* _Problem statement_: Read the lines below and count those that have the word "color". Respond with the number only.

* _Exercise materials_:
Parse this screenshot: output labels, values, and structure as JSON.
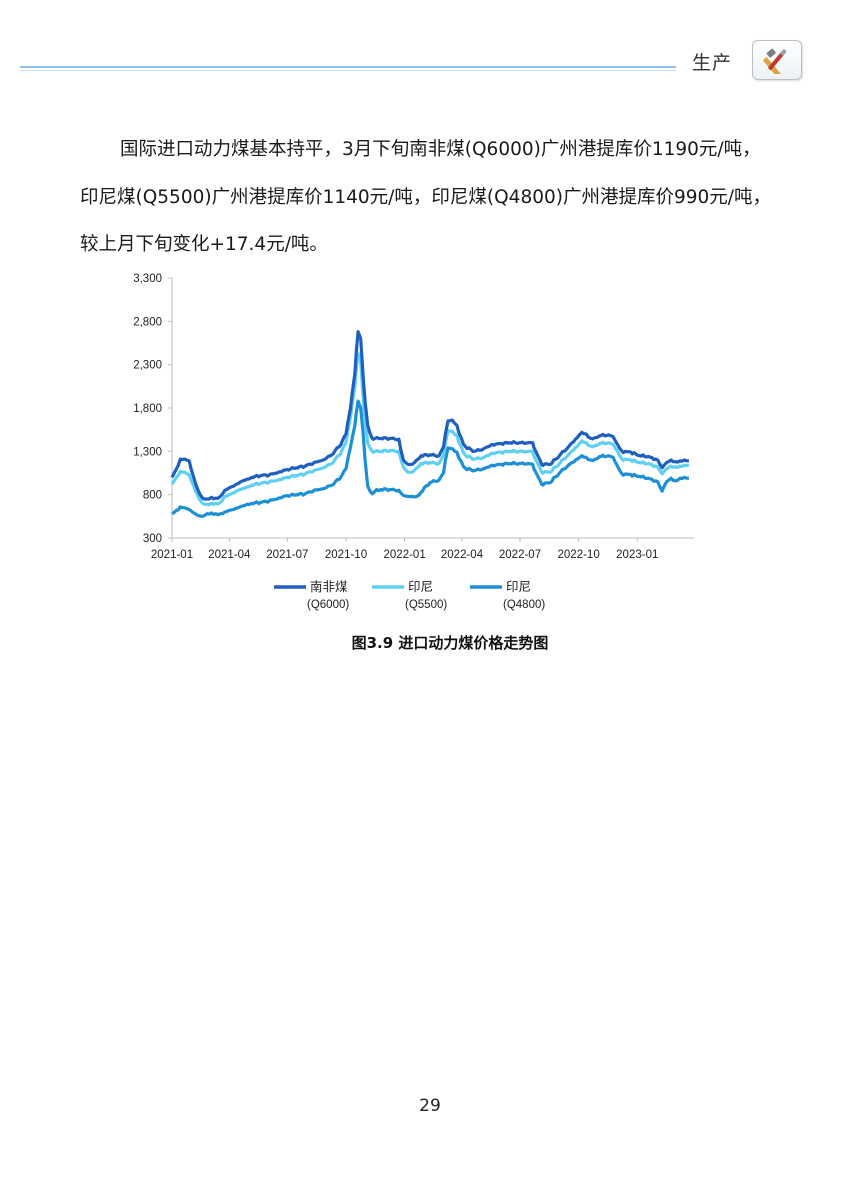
{
  "header": {
    "section_label": "生产",
    "section_icon": "tools-icon"
  },
  "paragraph": {
    "lines": [
      "国际进口动力煤基本持平，3月下旬南非煤(Q6000)广州港提库价1190元/吨，",
      "印尼煤(Q5500)广州港提库价1140元/吨，印尼煤(Q4800)广州港提库价990元/吨，",
      "较上月下旬变化+17.4元/吨。"
    ]
  },
  "chart_data": {
    "type": "line",
    "ylim": [
      300,
      3300
    ],
    "yticks": [
      "3,300",
      "2,800",
      "2,300",
      "1,800",
      "1,300",
      "800",
      "300"
    ],
    "xticks": [
      "2021-01",
      "2021-04",
      "2021-07",
      "2021-10",
      "2022-01",
      "2022-04",
      "2022-07",
      "2022-10",
      "2023-01"
    ],
    "x_range": [
      "2021-01",
      "2023-03"
    ],
    "grid": false,
    "legend_position": "bottom",
    "series": [
      {
        "name_line1": "南非煤",
        "name_line2": "(Q6000)",
        "color": "#1f5fc0",
        "points": [
          [
            "2021-01-01",
            1000
          ],
          [
            "2021-01-08",
            1100
          ],
          [
            "2021-01-14",
            1210
          ],
          [
            "2021-01-21",
            1210
          ],
          [
            "2021-01-28",
            1190
          ],
          [
            "2021-02-04",
            1000
          ],
          [
            "2021-02-11",
            850
          ],
          [
            "2021-02-18",
            760
          ],
          [
            "2021-02-25",
            750
          ],
          [
            "2021-03-04",
            770
          ],
          [
            "2021-03-11",
            760
          ],
          [
            "2021-03-18",
            780
          ],
          [
            "2021-03-25",
            850
          ],
          [
            "2021-04-01",
            880
          ],
          [
            "2021-04-08",
            900
          ],
          [
            "2021-04-15",
            930
          ],
          [
            "2021-04-22",
            960
          ],
          [
            "2021-04-29",
            980
          ],
          [
            "2021-05-06",
            1000
          ],
          [
            "2021-05-20",
            1020
          ],
          [
            "2021-06-03",
            1030
          ],
          [
            "2021-06-17",
            1060
          ],
          [
            "2021-07-01",
            1090
          ],
          [
            "2021-07-15",
            1110
          ],
          [
            "2021-07-29",
            1130
          ],
          [
            "2021-08-12",
            1170
          ],
          [
            "2021-08-26",
            1200
          ],
          [
            "2021-09-09",
            1260
          ],
          [
            "2021-09-23",
            1380
          ],
          [
            "2021-10-01",
            1500
          ],
          [
            "2021-10-08",
            1800
          ],
          [
            "2021-10-15",
            2200
          ],
          [
            "2021-10-20",
            2680
          ],
          [
            "2021-10-24",
            2600
          ],
          [
            "2021-10-28",
            2150
          ],
          [
            "2021-11-04",
            1600
          ],
          [
            "2021-11-11",
            1450
          ],
          [
            "2021-11-25",
            1450
          ],
          [
            "2021-12-09",
            1450
          ],
          [
            "2021-12-23",
            1440
          ],
          [
            "2021-12-30",
            1200
          ],
          [
            "2022-01-06",
            1150
          ],
          [
            "2022-01-13",
            1150
          ],
          [
            "2022-01-20",
            1200
          ],
          [
            "2022-01-27",
            1250
          ],
          [
            "2022-02-10",
            1260
          ],
          [
            "2022-02-24",
            1250
          ],
          [
            "2022-03-03",
            1350
          ],
          [
            "2022-03-10",
            1650
          ],
          [
            "2022-03-17",
            1660
          ],
          [
            "2022-03-24",
            1600
          ],
          [
            "2022-03-31",
            1450
          ],
          [
            "2022-04-07",
            1350
          ],
          [
            "2022-04-21",
            1300
          ],
          [
            "2022-05-05",
            1330
          ],
          [
            "2022-05-19",
            1380
          ],
          [
            "2022-06-02",
            1390
          ],
          [
            "2022-06-16",
            1400
          ],
          [
            "2022-06-30",
            1400
          ],
          [
            "2022-07-14",
            1400
          ],
          [
            "2022-07-21",
            1400
          ],
          [
            "2022-08-04",
            1150
          ],
          [
            "2022-08-18",
            1150
          ],
          [
            "2022-09-01",
            1250
          ],
          [
            "2022-09-15",
            1350
          ],
          [
            "2022-09-29",
            1460
          ],
          [
            "2022-10-06",
            1520
          ],
          [
            "2022-10-13",
            1500
          ],
          [
            "2022-10-20",
            1450
          ],
          [
            "2022-10-27",
            1460
          ],
          [
            "2022-11-03",
            1480
          ],
          [
            "2022-11-17",
            1490
          ],
          [
            "2022-11-24",
            1470
          ],
          [
            "2022-12-01",
            1380
          ],
          [
            "2022-12-08",
            1300
          ],
          [
            "2022-12-22",
            1290
          ],
          [
            "2023-01-05",
            1250
          ],
          [
            "2023-01-19",
            1240
          ],
          [
            "2023-02-02",
            1200
          ],
          [
            "2023-02-09",
            1110
          ],
          [
            "2023-02-16",
            1170
          ],
          [
            "2023-02-23",
            1200
          ],
          [
            "2023-03-02",
            1180
          ],
          [
            "2023-03-09",
            1190
          ],
          [
            "2023-03-16",
            1200
          ],
          [
            "2023-03-23",
            1190
          ]
        ]
      },
      {
        "name_line1": "印尼",
        "name_line2": "(Q5500)",
        "color": "#5fd0f2",
        "points": [
          [
            "2021-01-01",
            920
          ],
          [
            "2021-01-08",
            1000
          ],
          [
            "2021-01-14",
            1070
          ],
          [
            "2021-01-21",
            1060
          ],
          [
            "2021-01-28",
            1030
          ],
          [
            "2021-02-04",
            900
          ],
          [
            "2021-02-11",
            780
          ],
          [
            "2021-02-18",
            700
          ],
          [
            "2021-02-25",
            690
          ],
          [
            "2021-03-04",
            700
          ],
          [
            "2021-03-11",
            700
          ],
          [
            "2021-03-18",
            710
          ],
          [
            "2021-03-25",
            780
          ],
          [
            "2021-04-01",
            800
          ],
          [
            "2021-04-08",
            820
          ],
          [
            "2021-04-15",
            850
          ],
          [
            "2021-04-22",
            870
          ],
          [
            "2021-04-29",
            890
          ],
          [
            "2021-05-06",
            910
          ],
          [
            "2021-05-20",
            930
          ],
          [
            "2021-06-03",
            950
          ],
          [
            "2021-06-17",
            970
          ],
          [
            "2021-07-01",
            1000
          ],
          [
            "2021-07-15",
            1020
          ],
          [
            "2021-07-29",
            1040
          ],
          [
            "2021-08-12",
            1080
          ],
          [
            "2021-08-26",
            1110
          ],
          [
            "2021-09-09",
            1160
          ],
          [
            "2021-09-23",
            1280
          ],
          [
            "2021-10-01",
            1400
          ],
          [
            "2021-10-08",
            1700
          ],
          [
            "2021-10-15",
            2050
          ],
          [
            "2021-10-20",
            2430
          ],
          [
            "2021-10-24",
            2350
          ],
          [
            "2021-10-28",
            1900
          ],
          [
            "2021-11-04",
            1400
          ],
          [
            "2021-11-11",
            1300
          ],
          [
            "2021-11-25",
            1300
          ],
          [
            "2021-12-09",
            1310
          ],
          [
            "2021-12-23",
            1300
          ],
          [
            "2021-12-30",
            1120
          ],
          [
            "2022-01-06",
            1060
          ],
          [
            "2022-01-13",
            1060
          ],
          [
            "2022-01-20",
            1110
          ],
          [
            "2022-01-27",
            1160
          ],
          [
            "2022-02-10",
            1170
          ],
          [
            "2022-02-24",
            1160
          ],
          [
            "2022-03-03",
            1250
          ],
          [
            "2022-03-10",
            1540
          ],
          [
            "2022-03-17",
            1530
          ],
          [
            "2022-03-24",
            1480
          ],
          [
            "2022-03-31",
            1350
          ],
          [
            "2022-04-07",
            1250
          ],
          [
            "2022-04-21",
            1210
          ],
          [
            "2022-05-05",
            1230
          ],
          [
            "2022-05-19",
            1280
          ],
          [
            "2022-06-02",
            1290
          ],
          [
            "2022-06-16",
            1300
          ],
          [
            "2022-06-30",
            1300
          ],
          [
            "2022-07-14",
            1300
          ],
          [
            "2022-07-21",
            1300
          ],
          [
            "2022-08-04",
            1060
          ],
          [
            "2022-08-18",
            1060
          ],
          [
            "2022-09-01",
            1160
          ],
          [
            "2022-09-15",
            1260
          ],
          [
            "2022-09-29",
            1360
          ],
          [
            "2022-10-06",
            1420
          ],
          [
            "2022-10-13",
            1400
          ],
          [
            "2022-10-20",
            1360
          ],
          [
            "2022-10-27",
            1370
          ],
          [
            "2022-11-03",
            1390
          ],
          [
            "2022-11-17",
            1400
          ],
          [
            "2022-11-24",
            1380
          ],
          [
            "2022-12-01",
            1300
          ],
          [
            "2022-12-08",
            1210
          ],
          [
            "2022-12-22",
            1200
          ],
          [
            "2023-01-05",
            1170
          ],
          [
            "2023-01-19",
            1160
          ],
          [
            "2023-02-02",
            1120
          ],
          [
            "2023-02-09",
            1040
          ],
          [
            "2023-02-16",
            1100
          ],
          [
            "2023-02-23",
            1130
          ],
          [
            "2023-03-02",
            1120
          ],
          [
            "2023-03-09",
            1130
          ],
          [
            "2023-03-16",
            1140
          ],
          [
            "2023-03-23",
            1140
          ]
        ]
      },
      {
        "name_line1": "印尼",
        "name_line2": "(Q4800)",
        "color": "#1c8fd6",
        "points": [
          [
            "2021-01-01",
            580
          ],
          [
            "2021-01-08",
            620
          ],
          [
            "2021-01-14",
            660
          ],
          [
            "2021-01-21",
            650
          ],
          [
            "2021-01-28",
            630
          ],
          [
            "2021-02-04",
            590
          ],
          [
            "2021-02-11",
            560
          ],
          [
            "2021-02-18",
            550
          ],
          [
            "2021-02-25",
            580
          ],
          [
            "2021-03-04",
            590
          ],
          [
            "2021-03-11",
            580
          ],
          [
            "2021-03-18",
            580
          ],
          [
            "2021-03-25",
            600
          ],
          [
            "2021-04-01",
            620
          ],
          [
            "2021-04-08",
            630
          ],
          [
            "2021-04-15",
            650
          ],
          [
            "2021-04-22",
            670
          ],
          [
            "2021-04-29",
            690
          ],
          [
            "2021-05-06",
            700
          ],
          [
            "2021-05-20",
            710
          ],
          [
            "2021-06-03",
            730
          ],
          [
            "2021-06-17",
            760
          ],
          [
            "2021-07-01",
            790
          ],
          [
            "2021-07-15",
            800
          ],
          [
            "2021-07-29",
            810
          ],
          [
            "2021-08-12",
            850
          ],
          [
            "2021-08-26",
            870
          ],
          [
            "2021-09-09",
            910
          ],
          [
            "2021-09-23",
            1000
          ],
          [
            "2021-10-01",
            1100
          ],
          [
            "2021-10-08",
            1350
          ],
          [
            "2021-10-15",
            1600
          ],
          [
            "2021-10-20",
            1880
          ],
          [
            "2021-10-24",
            1800
          ],
          [
            "2021-10-28",
            1500
          ],
          [
            "2021-11-04",
            900
          ],
          [
            "2021-11-11",
            810
          ],
          [
            "2021-11-18",
            860
          ],
          [
            "2021-11-25",
            860
          ],
          [
            "2021-12-09",
            860
          ],
          [
            "2021-12-23",
            850
          ],
          [
            "2021-12-30",
            790
          ],
          [
            "2022-01-06",
            780
          ],
          [
            "2022-01-13",
            780
          ],
          [
            "2022-01-20",
            780
          ],
          [
            "2022-01-27",
            830
          ],
          [
            "2022-02-10",
            940
          ],
          [
            "2022-02-24",
            970
          ],
          [
            "2022-03-03",
            1050
          ],
          [
            "2022-03-10",
            1340
          ],
          [
            "2022-03-17",
            1330
          ],
          [
            "2022-03-24",
            1290
          ],
          [
            "2022-03-31",
            1180
          ],
          [
            "2022-04-07",
            1100
          ],
          [
            "2022-04-21",
            1080
          ],
          [
            "2022-05-05",
            1100
          ],
          [
            "2022-05-19",
            1140
          ],
          [
            "2022-06-02",
            1150
          ],
          [
            "2022-06-16",
            1160
          ],
          [
            "2022-06-30",
            1160
          ],
          [
            "2022-07-14",
            1160
          ],
          [
            "2022-07-21",
            1150
          ],
          [
            "2022-08-04",
            920
          ],
          [
            "2022-08-18",
            940
          ],
          [
            "2022-09-01",
            1050
          ],
          [
            "2022-09-15",
            1140
          ],
          [
            "2022-09-29",
            1210
          ],
          [
            "2022-10-06",
            1250
          ],
          [
            "2022-10-13",
            1230
          ],
          [
            "2022-10-20",
            1200
          ],
          [
            "2022-10-27",
            1210
          ],
          [
            "2022-11-03",
            1240
          ],
          [
            "2022-11-17",
            1250
          ],
          [
            "2022-11-24",
            1230
          ],
          [
            "2022-12-01",
            1130
          ],
          [
            "2022-12-08",
            1040
          ],
          [
            "2022-12-22",
            1030
          ],
          [
            "2023-01-05",
            1010
          ],
          [
            "2023-01-19",
            990
          ],
          [
            "2023-02-02",
            950
          ],
          [
            "2023-02-09",
            840
          ],
          [
            "2023-02-16",
            950
          ],
          [
            "2023-02-23",
            990
          ],
          [
            "2023-03-02",
            960
          ],
          [
            "2023-03-09",
            990
          ],
          [
            "2023-03-16",
            1000
          ],
          [
            "2023-03-23",
            990
          ]
        ]
      }
    ]
  },
  "caption": "图3.9  进口动力煤价格走势图",
  "page_number": "29"
}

* _Finished answer_: 3